MATERIAL PROVIDED:

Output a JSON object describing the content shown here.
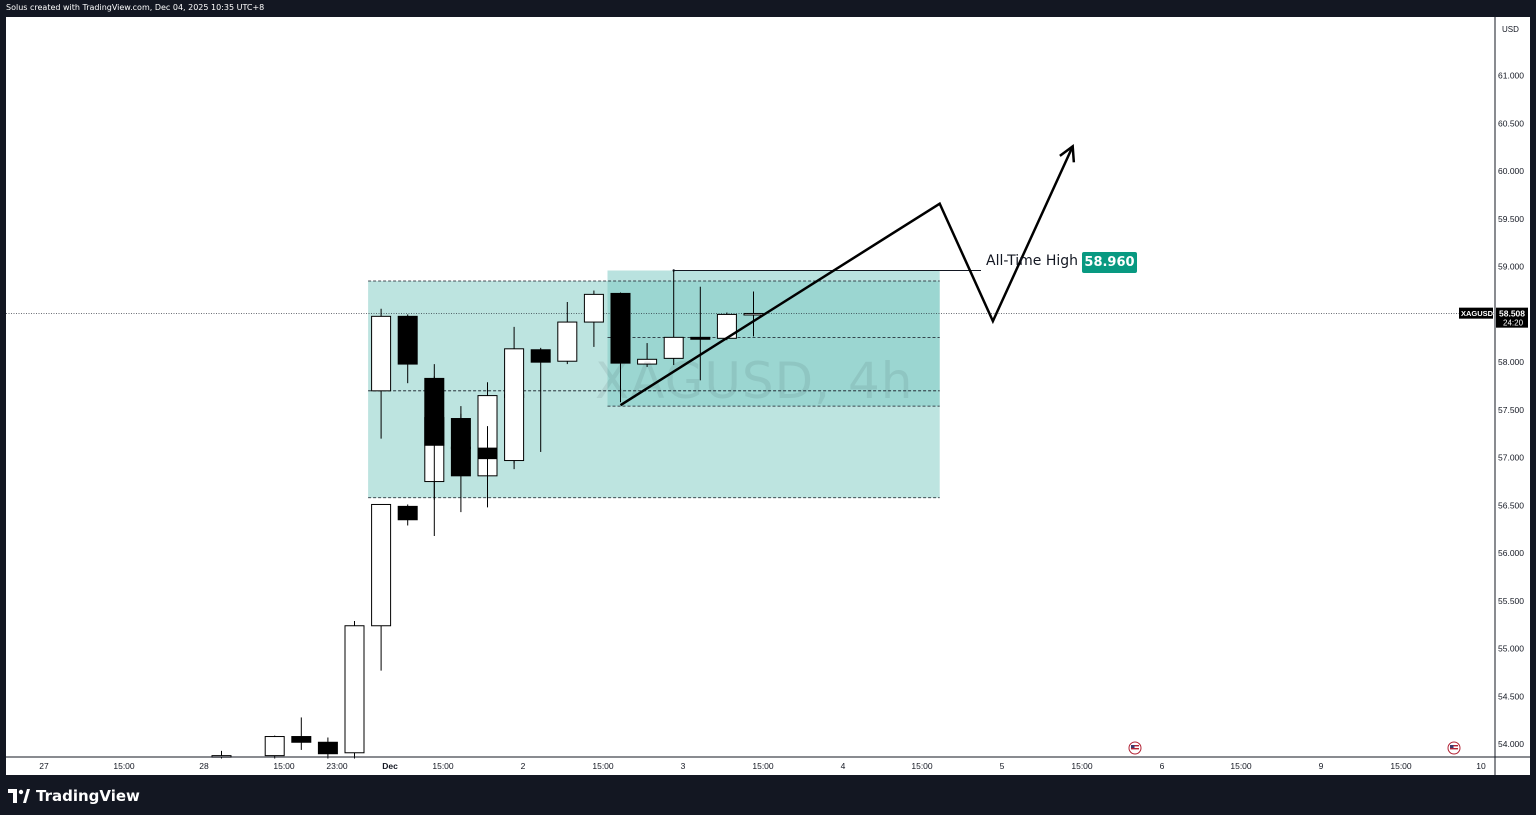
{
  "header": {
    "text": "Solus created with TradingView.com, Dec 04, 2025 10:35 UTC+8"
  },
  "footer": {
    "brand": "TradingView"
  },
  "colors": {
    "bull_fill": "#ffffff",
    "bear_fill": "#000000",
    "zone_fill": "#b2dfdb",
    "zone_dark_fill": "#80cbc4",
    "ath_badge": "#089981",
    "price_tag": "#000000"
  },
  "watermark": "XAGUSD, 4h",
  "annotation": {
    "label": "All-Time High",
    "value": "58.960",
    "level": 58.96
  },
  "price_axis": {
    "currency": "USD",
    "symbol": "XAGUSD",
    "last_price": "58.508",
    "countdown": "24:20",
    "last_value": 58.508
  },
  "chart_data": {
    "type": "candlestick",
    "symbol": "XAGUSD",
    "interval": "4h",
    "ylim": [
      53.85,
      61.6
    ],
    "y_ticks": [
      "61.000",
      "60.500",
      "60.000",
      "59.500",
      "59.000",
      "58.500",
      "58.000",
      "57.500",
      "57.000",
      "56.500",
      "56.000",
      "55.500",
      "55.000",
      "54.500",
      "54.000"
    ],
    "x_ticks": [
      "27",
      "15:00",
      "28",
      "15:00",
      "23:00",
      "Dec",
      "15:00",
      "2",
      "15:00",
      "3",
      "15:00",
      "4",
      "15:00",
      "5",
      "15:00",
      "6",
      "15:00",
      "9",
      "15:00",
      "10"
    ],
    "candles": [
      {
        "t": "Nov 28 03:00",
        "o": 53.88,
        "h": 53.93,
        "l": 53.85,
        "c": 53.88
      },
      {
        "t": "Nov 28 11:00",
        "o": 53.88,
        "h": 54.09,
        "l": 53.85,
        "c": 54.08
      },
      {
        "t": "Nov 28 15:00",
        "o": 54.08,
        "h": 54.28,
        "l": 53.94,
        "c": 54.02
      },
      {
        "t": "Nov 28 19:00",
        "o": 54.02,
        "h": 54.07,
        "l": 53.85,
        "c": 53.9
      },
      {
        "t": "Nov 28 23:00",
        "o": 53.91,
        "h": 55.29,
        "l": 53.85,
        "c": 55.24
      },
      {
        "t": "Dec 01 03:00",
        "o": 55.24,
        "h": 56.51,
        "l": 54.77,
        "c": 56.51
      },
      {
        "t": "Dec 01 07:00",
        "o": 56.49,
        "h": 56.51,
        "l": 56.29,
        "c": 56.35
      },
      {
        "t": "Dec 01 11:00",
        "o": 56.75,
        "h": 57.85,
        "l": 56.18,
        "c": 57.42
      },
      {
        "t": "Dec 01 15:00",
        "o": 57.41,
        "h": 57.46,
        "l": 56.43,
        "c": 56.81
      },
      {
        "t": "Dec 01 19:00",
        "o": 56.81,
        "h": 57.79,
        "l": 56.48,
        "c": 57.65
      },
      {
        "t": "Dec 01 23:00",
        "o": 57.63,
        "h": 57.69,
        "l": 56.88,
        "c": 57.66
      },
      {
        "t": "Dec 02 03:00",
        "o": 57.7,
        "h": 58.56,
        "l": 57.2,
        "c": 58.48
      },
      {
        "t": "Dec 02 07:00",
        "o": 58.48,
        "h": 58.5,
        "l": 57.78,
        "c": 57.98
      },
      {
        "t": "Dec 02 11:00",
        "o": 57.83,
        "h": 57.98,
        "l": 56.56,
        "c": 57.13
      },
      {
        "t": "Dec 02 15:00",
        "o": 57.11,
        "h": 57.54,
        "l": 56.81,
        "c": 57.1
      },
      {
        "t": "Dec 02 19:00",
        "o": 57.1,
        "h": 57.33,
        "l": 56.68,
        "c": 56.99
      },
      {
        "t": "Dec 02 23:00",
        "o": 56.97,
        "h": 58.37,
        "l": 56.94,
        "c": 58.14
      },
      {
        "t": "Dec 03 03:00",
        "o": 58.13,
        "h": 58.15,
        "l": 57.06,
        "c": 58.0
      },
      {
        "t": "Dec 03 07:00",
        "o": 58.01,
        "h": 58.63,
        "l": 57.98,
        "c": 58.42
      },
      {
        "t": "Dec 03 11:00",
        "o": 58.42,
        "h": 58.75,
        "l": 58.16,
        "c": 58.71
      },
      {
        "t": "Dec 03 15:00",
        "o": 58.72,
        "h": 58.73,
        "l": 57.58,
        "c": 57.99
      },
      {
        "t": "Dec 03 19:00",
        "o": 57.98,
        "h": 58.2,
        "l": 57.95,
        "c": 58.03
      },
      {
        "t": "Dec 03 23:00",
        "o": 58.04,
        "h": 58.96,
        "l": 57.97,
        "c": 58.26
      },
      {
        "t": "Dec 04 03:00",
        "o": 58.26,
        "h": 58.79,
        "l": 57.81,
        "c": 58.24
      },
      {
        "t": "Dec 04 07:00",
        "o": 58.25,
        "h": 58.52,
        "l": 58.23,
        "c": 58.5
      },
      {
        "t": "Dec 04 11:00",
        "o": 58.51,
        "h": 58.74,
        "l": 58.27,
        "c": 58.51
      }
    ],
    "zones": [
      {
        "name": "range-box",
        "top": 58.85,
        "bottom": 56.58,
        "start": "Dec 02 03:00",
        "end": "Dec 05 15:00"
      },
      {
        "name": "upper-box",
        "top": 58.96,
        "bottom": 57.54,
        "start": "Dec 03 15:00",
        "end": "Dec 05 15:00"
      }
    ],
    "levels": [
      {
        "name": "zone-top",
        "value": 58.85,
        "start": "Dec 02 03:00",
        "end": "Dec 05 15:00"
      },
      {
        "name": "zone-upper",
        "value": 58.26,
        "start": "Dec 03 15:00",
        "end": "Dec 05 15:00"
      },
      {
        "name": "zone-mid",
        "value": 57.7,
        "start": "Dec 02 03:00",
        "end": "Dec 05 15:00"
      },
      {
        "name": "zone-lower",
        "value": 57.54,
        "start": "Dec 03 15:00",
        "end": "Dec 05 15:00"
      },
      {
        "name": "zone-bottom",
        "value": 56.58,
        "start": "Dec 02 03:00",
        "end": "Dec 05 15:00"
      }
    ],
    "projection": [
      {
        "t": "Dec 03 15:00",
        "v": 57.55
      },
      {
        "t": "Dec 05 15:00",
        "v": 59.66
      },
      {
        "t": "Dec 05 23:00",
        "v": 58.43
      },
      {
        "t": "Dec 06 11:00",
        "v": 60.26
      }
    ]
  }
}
==
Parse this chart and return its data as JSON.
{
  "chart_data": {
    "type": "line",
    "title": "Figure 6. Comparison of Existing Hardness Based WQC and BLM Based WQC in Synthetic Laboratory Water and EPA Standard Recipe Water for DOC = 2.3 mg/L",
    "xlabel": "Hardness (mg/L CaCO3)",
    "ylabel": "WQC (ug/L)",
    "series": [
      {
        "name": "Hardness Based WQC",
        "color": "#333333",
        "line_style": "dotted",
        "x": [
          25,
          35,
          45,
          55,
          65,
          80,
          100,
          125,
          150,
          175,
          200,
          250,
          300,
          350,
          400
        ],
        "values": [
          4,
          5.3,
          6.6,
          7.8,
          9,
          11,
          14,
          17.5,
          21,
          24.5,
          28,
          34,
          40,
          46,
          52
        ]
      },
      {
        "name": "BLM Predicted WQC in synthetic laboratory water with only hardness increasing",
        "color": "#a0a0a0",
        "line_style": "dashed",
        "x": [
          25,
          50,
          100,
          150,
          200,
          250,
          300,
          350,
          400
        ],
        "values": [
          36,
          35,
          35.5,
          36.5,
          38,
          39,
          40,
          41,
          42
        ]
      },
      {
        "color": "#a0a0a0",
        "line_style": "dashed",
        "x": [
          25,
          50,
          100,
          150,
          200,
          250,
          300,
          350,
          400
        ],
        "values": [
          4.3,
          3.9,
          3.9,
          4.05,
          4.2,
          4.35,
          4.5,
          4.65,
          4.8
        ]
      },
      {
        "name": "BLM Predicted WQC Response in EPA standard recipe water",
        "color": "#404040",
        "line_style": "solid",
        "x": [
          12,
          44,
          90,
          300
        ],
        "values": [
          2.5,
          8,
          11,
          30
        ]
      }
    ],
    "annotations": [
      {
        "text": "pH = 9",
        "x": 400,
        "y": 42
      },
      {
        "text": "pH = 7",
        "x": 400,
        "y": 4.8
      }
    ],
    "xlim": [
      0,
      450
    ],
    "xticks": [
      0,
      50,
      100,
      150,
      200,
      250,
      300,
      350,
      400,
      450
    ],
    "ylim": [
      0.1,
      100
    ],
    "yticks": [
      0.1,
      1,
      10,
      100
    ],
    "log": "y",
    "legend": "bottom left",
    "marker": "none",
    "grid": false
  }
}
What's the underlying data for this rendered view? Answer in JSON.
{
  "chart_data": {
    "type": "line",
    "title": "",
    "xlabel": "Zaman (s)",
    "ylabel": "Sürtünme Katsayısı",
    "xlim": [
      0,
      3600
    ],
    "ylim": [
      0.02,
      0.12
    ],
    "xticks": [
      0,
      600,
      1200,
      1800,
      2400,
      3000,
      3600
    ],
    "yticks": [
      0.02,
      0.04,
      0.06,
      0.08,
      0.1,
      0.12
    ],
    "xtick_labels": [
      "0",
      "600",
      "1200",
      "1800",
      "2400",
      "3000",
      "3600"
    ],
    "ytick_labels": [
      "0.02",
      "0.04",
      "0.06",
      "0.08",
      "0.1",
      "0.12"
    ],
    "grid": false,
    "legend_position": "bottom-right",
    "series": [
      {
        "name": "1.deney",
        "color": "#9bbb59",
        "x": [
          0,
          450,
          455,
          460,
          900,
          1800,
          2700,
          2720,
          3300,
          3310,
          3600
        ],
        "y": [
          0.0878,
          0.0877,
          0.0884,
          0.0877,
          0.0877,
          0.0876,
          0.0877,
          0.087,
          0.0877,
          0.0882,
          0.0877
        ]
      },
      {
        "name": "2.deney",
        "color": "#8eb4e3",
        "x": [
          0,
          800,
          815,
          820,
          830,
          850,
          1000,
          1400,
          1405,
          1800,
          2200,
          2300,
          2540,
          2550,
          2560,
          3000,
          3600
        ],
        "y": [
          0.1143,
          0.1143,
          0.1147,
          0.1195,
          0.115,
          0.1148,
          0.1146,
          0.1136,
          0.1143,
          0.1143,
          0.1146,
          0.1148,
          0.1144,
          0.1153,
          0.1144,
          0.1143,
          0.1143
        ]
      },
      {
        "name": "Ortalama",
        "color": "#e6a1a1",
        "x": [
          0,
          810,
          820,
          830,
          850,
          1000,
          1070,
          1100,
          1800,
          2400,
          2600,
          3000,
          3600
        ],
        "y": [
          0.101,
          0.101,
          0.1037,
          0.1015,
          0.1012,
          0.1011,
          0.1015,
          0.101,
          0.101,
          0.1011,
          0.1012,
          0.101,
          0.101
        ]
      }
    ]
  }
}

PROBLEM DESCRIPTION: Collect each line above holding the string "Predicted".

ANSWER TO THIS TASK:
        "name": "BLM Predicted WQC in synthetic laboratory water with only hardness increasing",
        "name": "BLM Predicted WQC Response in EPA standard recipe water",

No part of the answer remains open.